- [The records]
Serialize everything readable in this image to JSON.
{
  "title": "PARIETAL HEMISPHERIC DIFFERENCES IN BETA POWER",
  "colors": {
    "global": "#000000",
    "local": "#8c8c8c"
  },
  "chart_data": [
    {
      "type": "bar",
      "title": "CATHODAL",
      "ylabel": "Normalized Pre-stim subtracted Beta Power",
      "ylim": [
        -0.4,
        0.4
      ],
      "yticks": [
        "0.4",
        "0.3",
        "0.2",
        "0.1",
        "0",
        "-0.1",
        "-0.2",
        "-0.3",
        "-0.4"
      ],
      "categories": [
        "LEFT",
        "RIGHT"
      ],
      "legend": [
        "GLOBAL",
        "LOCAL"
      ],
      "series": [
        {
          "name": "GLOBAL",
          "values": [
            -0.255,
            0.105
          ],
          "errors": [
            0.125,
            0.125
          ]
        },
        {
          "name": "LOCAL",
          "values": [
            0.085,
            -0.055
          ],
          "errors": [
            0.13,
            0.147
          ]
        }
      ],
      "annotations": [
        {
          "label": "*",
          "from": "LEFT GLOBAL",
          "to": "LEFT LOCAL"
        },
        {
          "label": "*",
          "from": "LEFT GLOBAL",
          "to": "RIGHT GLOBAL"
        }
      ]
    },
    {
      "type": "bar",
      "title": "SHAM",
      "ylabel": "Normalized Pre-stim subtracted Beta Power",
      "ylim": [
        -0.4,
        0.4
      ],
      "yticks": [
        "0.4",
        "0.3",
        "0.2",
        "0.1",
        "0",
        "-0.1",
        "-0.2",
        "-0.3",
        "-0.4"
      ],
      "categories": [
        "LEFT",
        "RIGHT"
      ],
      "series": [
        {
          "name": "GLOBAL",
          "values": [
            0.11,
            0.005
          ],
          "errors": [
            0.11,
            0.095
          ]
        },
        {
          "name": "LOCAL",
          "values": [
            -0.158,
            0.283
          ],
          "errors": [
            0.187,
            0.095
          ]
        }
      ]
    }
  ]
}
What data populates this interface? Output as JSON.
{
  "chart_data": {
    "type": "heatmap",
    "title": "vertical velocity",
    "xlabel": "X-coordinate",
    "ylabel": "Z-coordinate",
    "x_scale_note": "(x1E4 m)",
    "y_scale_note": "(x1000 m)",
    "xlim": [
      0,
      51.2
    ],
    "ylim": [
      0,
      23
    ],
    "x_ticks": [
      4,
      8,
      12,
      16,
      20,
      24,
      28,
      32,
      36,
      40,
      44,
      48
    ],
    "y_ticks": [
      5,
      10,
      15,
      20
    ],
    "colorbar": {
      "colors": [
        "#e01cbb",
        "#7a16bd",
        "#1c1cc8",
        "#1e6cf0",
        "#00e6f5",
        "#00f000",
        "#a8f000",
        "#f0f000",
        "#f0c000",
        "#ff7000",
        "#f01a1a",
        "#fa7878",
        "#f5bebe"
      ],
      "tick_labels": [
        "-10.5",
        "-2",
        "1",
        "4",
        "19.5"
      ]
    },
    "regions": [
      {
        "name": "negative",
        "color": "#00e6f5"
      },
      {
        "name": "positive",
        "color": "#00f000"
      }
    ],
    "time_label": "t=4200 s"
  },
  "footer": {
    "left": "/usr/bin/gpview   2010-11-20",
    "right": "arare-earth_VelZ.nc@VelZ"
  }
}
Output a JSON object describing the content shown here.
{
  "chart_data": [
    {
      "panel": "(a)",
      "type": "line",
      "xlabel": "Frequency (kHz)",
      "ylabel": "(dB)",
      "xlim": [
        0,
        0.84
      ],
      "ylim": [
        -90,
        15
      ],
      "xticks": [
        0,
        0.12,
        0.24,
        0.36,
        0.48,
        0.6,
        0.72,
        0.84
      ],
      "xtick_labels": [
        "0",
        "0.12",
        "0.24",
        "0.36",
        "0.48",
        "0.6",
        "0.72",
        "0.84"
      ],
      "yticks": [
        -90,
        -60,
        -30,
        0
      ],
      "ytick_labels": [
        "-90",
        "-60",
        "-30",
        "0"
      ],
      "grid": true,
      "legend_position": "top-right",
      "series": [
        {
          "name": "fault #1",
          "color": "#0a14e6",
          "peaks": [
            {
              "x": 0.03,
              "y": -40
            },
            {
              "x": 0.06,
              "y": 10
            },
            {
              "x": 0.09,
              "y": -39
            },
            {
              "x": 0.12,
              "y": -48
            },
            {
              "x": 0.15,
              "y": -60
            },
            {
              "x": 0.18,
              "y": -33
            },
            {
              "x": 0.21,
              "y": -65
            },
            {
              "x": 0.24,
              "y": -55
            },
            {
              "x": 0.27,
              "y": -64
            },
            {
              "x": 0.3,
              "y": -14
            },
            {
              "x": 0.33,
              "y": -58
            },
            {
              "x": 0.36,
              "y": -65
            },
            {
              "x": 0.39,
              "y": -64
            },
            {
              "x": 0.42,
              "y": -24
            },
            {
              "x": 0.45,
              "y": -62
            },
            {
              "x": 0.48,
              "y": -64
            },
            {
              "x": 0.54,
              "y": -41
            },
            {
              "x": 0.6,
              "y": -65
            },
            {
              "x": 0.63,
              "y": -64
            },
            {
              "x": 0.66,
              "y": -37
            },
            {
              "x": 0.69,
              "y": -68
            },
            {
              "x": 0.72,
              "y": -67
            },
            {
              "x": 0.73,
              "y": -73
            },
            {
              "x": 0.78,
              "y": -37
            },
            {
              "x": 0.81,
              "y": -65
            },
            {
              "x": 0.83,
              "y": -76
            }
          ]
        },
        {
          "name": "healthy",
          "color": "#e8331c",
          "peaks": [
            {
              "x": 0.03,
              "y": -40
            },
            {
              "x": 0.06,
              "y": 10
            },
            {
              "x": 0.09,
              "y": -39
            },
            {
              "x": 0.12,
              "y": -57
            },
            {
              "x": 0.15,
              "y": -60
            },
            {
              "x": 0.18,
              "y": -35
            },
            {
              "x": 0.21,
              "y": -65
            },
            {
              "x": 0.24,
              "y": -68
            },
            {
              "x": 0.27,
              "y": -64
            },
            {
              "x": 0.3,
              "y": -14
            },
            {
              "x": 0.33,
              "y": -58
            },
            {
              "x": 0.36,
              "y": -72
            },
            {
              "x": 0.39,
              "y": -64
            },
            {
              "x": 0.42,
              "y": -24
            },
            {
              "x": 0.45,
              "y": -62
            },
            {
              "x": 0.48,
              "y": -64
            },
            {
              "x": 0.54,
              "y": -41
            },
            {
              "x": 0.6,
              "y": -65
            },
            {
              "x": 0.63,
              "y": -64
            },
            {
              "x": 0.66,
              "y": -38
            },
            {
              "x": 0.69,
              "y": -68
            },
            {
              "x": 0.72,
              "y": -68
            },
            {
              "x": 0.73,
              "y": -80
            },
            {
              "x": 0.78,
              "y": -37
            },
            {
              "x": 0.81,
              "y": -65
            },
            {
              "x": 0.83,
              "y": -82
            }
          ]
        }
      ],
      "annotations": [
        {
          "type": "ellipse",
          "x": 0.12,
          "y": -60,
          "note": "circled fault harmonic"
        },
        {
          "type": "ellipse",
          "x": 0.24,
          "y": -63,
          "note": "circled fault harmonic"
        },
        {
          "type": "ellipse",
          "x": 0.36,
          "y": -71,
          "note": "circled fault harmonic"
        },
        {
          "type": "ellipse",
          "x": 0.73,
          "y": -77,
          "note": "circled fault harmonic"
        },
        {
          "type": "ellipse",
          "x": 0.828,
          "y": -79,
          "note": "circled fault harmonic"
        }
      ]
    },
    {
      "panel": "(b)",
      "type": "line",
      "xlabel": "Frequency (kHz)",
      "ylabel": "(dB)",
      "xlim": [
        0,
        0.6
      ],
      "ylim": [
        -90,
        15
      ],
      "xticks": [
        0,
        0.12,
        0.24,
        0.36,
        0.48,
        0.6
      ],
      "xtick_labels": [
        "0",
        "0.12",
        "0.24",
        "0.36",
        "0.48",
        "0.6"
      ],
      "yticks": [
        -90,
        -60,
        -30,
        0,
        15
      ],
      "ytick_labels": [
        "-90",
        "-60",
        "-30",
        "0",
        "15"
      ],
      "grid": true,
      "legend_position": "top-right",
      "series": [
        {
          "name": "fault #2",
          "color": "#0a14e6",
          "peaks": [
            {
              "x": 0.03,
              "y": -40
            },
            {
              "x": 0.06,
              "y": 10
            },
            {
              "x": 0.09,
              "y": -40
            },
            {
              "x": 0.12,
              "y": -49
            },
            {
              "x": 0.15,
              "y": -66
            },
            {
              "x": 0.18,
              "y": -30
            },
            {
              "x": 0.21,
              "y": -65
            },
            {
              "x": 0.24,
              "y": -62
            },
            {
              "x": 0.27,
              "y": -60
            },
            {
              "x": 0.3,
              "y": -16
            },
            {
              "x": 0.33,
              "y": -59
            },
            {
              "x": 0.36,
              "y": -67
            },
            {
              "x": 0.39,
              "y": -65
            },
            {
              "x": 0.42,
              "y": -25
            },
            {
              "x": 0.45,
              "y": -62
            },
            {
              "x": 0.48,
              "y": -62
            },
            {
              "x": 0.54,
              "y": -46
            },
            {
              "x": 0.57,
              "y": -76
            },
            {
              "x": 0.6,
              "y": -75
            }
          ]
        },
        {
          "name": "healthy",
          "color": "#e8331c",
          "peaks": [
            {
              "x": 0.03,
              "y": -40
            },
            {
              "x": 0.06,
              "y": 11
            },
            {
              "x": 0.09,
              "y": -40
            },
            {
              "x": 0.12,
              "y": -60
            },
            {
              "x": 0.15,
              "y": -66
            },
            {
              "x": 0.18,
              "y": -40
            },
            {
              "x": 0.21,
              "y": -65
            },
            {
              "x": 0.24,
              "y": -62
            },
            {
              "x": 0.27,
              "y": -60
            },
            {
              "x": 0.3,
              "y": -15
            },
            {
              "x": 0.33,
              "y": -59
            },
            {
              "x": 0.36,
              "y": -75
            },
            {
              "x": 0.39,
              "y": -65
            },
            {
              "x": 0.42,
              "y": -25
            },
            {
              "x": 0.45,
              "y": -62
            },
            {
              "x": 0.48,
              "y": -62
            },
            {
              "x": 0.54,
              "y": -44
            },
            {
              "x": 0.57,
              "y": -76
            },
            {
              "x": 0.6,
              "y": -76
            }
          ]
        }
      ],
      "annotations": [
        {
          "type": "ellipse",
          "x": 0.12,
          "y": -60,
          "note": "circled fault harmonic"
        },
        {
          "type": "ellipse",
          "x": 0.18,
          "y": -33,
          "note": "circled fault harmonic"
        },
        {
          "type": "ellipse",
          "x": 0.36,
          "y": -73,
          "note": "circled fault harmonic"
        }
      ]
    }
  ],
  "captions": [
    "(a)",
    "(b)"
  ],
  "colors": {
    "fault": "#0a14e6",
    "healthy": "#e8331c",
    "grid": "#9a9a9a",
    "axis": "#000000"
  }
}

- [Given instruction]
Extract every line that has the string "Output" in it.

- [Exercise response]
What data populates this interface? Output as JSON.
Output a JSON object describing the content shown here.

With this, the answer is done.